- DIRECTION
All of the material below is to be returned exactly.

- MATERIALS PROVIDED
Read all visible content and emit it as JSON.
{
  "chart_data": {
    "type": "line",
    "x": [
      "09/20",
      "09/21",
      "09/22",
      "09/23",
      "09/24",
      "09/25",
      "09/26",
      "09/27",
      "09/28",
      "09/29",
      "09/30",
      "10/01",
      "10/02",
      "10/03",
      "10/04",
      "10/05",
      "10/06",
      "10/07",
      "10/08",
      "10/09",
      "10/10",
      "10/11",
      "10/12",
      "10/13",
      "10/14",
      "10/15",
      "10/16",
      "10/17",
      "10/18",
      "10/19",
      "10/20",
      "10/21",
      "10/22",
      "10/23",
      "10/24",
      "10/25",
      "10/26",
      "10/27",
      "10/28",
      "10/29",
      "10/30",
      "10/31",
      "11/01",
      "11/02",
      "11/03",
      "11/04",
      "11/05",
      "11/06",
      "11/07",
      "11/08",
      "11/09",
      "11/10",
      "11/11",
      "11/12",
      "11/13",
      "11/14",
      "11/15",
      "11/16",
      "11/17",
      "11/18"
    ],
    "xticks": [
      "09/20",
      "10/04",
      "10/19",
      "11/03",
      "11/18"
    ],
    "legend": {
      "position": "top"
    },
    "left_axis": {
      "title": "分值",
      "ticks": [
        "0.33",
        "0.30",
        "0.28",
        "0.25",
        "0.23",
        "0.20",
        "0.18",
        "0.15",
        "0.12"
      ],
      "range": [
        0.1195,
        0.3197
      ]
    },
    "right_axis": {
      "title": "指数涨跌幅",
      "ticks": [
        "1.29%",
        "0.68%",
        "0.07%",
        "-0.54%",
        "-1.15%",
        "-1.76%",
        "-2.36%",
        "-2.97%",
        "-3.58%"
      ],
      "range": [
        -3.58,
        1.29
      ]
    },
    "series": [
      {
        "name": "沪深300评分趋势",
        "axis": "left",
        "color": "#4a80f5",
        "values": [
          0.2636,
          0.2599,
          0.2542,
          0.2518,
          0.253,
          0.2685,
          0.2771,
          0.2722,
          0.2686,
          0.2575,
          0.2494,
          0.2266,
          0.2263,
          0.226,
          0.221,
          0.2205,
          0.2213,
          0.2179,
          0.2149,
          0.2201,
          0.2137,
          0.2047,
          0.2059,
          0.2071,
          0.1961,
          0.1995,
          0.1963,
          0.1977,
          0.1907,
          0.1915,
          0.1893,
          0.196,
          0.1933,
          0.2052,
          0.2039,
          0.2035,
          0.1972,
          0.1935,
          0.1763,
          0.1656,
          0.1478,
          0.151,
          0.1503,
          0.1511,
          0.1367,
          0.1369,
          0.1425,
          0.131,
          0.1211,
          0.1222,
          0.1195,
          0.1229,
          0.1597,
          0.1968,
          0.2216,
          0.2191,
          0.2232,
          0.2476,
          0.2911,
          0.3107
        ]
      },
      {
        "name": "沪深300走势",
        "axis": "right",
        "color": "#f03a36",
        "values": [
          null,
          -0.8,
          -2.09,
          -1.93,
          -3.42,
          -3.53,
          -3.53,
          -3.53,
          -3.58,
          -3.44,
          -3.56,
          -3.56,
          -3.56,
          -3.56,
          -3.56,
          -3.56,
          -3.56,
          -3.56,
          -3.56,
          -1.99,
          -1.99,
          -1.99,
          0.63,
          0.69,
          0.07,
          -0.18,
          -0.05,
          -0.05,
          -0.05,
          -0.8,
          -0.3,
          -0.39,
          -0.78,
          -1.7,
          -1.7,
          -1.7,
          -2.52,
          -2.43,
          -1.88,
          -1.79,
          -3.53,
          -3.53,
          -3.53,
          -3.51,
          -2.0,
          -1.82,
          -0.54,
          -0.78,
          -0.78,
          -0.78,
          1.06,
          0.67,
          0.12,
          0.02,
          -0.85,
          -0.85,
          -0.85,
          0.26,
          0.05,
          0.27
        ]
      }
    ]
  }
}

- OUTPUT OF THE EXERCISE
Read all visible content and emit it as JSON.
{
  "chart_data": {
    "type": "line",
    "x": [
      "09/20",
      "09/21",
      "09/22",
      "09/23",
      "09/24",
      "09/25",
      "09/26",
      "09/27",
      "09/28",
      "09/29",
      "09/30",
      "10/01",
      "10/02",
      "10/03",
      "10/04",
      "10/05",
      "10/06",
      "10/07",
      "10/08",
      "10/09",
      "10/10",
      "10/11",
      "10/12",
      "10/13",
      "10/14",
      "10/15",
      "10/16",
      "10/17",
      "10/18",
      "10/19",
      "10/20",
      "10/21",
      "10/22",
      "10/23",
      "10/24",
      "10/25",
      "10/26",
      "10/27",
      "10/28",
      "10/29",
      "10/30",
      "10/31",
      "11/01",
      "11/02",
      "11/03",
      "11/04",
      "11/05",
      "11/06",
      "11/07",
      "11/08",
      "11/09",
      "11/10",
      "11/11",
      "11/12",
      "11/13",
      "11/14",
      "11/15",
      "11/16",
      "11/17",
      "11/18"
    ],
    "xticks": [
      "09/20",
      "10/04",
      "10/19",
      "11/03",
      "11/18"
    ],
    "legend": {
      "position": "top"
    },
    "left_axis": {
      "title": "分值",
      "ticks": [
        "0.33",
        "0.30",
        "0.28",
        "0.25",
        "0.23",
        "0.20",
        "0.18",
        "0.15",
        "0.12"
      ],
      "range": [
        0.1195,
        0.3197
      ]
    },
    "right_axis": {
      "title": "指数涨跌幅",
      "ticks": [
        "1.29%",
        "0.68%",
        "0.07%",
        "-0.54%",
        "-1.15%",
        "-1.76%",
        "-2.36%",
        "-2.97%",
        "-3.58%"
      ],
      "range": [
        -3.58,
        1.29
      ]
    },
    "series": [
      {
        "name": "沪深300评分趋势",
        "axis": "left",
        "color": "#4a80f5",
        "values": [
          0.2636,
          0.2599,
          0.2542,
          0.2518,
          0.253,
          0.2685,
          0.2771,
          0.2722,
          0.2686,
          0.2575,
          0.2494,
          0.2266,
          0.2263,
          0.226,
          0.221,
          0.2205,
          0.2213,
          0.2179,
          0.2149,
          0.2201,
          0.2137,
          0.2047,
          0.2059,
          0.2071,
          0.1961,
          0.1995,
          0.1963,
          0.1977,
          0.1907,
          0.1915,
          0.1893,
          0.196,
          0.1933,
          0.2052,
          0.2039,
          0.2035,
          0.1972,
          0.1935,
          0.1763,
          0.1656,
          0.1478,
          0.151,
          0.1503,
          0.1511,
          0.1367,
          0.1369,
          0.1425,
          0.131,
          0.1211,
          0.1222,
          0.1195,
          0.1229,
          0.1597,
          0.1968,
          0.2216,
          0.2191,
          0.2232,
          0.2476,
          0.2911,
          0.3107
        ]
      },
      {
        "name": "沪深300走势",
        "axis": "right",
        "color": "#f03a36",
        "values": [
          null,
          -0.8,
          -2.09,
          -1.93,
          -3.42,
          -3.53,
          -3.53,
          -3.53,
          -3.58,
          -3.44,
          -3.56,
          -3.56,
          -3.56,
          -3.56,
          -3.56,
          -3.56,
          -3.56,
          -3.56,
          -3.56,
          -1.99,
          -1.99,
          -1.99,
          0.63,
          0.69,
          0.07,
          -0.18,
          -0.05,
          -0.05,
          -0.05,
          -0.8,
          -0.3,
          -0.39,
          -0.78,
          -1.7,
          -1.7,
          -1.7,
          -2.52,
          -2.43,
          -1.88,
          -1.79,
          -3.53,
          -3.53,
          -3.53,
          -3.51,
          -2.0,
          -1.82,
          -0.54,
          -0.78,
          -0.78,
          -0.78,
          1.06,
          0.67,
          0.12,
          0.02,
          -0.85,
          -0.85,
          -0.85,
          0.26,
          0.05,
          0.27
        ]
      }
    ]
  }
}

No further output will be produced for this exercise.